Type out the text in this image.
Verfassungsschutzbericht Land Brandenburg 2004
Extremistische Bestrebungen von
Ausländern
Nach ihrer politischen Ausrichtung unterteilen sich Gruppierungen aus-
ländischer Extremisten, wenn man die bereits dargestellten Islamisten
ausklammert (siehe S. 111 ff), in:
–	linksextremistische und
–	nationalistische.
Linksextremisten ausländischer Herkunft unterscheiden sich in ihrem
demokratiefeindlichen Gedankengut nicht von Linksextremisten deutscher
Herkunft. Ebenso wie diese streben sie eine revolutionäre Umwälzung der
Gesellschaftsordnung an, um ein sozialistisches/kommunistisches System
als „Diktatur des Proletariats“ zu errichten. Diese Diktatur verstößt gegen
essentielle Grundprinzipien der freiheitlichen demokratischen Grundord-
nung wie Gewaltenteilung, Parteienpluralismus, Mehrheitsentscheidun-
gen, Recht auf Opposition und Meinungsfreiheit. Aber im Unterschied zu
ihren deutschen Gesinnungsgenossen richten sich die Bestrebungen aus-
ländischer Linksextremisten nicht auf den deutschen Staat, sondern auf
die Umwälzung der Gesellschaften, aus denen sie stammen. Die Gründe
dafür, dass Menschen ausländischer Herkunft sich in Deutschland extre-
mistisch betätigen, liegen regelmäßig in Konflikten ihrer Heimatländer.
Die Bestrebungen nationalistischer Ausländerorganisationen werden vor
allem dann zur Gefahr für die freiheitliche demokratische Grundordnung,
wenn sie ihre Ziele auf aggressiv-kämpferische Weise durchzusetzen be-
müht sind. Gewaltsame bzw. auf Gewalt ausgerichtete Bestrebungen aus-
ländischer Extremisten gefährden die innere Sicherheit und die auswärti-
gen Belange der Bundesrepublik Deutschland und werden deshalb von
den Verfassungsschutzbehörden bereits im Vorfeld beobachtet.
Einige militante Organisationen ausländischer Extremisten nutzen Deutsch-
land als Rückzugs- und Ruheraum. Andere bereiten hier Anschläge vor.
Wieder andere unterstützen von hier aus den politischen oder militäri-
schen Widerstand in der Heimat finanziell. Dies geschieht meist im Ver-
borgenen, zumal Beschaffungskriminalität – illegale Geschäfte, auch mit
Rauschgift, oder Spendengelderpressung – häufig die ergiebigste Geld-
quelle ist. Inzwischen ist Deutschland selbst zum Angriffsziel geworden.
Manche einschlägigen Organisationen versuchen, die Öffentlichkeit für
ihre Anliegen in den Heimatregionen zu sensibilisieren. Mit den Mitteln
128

## WHAT IS ASKED:
Restate each of the entries above verbatim.

## TASK RESPONSE:
Type out the text in this image.
Verfassungsschutzbericht Land Brandenburg 2004
Extremistische Bestrebungen von
Ausländern
Nach ihrer politischen Ausrichtung unterteilen sich Gruppierungen aus-
ländischer Extremisten, wenn man die bereits dargestellten Islamisten
ausklammert (siehe S. 111 ff), in:
–	linksextremistische und
–	nationalistische.
Linksextremisten ausländischer Herkunft unterscheiden sich in ihrem
demokratiefeindlichen Gedankengut nicht von Linksextremisten deutscher
Herkunft. Ebenso wie diese streben sie eine revolutionäre Umwälzung der
Gesellschaftsordnung an, um ein sozialistisches/kommunistisches System
als „Diktatur des Proletariats“ zu errichten. Diese Diktatur verstößt gegen
essentielle Grundprinzipien der freiheitlichen demokratischen Grundord-
nung wie Gewaltenteilung, Parteienpluralismus, Mehrheitsentscheidun-
gen, Recht auf Opposition und Meinungsfreiheit. Aber im Unterschied zu
ihren deutschen Gesinnungsgenossen richten sich die Bestrebungen aus-
ländischer Linksextremisten nicht auf den deutschen Staat, sondern auf
die Umwälzung der Gesellschaften, aus denen sie stammen. Die Gründe
dafür, dass Menschen ausländischer Herkunft sich in Deutschland extre-
mistisch betätigen, liegen regelmäßig in Konflikten ihrer Heimatländer.
Die Bestrebungen nationalistischer Ausländerorganisationen werden vor
allem dann zur Gefahr für die freiheitliche demokratische Grundordnung,
wenn sie ihre Ziele auf aggressiv-kämpferische Weise durchzusetzen be-
müht sind. Gewaltsame bzw. auf Gewalt ausgerichtete Bestrebungen aus-
ländischer Extremisten gefährden die innere Sicherheit und die auswärti-
gen Belange der Bundesrepublik Deutschland und werden deshalb von
den Verfassungsschutzbehörden bereits im Vorfeld beobachtet.
Einige militante Organisationen ausländischer Extremisten nutzen Deutsch-
land als Rückzugs- und Ruheraum. Andere bereiten hier Anschläge vor.
Wieder andere unterstützen von hier aus den politischen oder militäri-
schen Widerstand in der Heimat finanziell. Dies geschieht meist im Ver-
borgenen, zumal Beschaffungskriminalität – illegale Geschäfte, auch mit
Rauschgift, oder Spendengelderpressung – häufig die ergiebigste Geld-
quelle ist. Inzwischen ist Deutschland selbst zum Angriffsziel geworden.
Manche einschlägigen Organisationen versuchen, die Öffentlichkeit für
ihre Anliegen in den Heimatregionen zu sensibilisieren. Mit den Mitteln
128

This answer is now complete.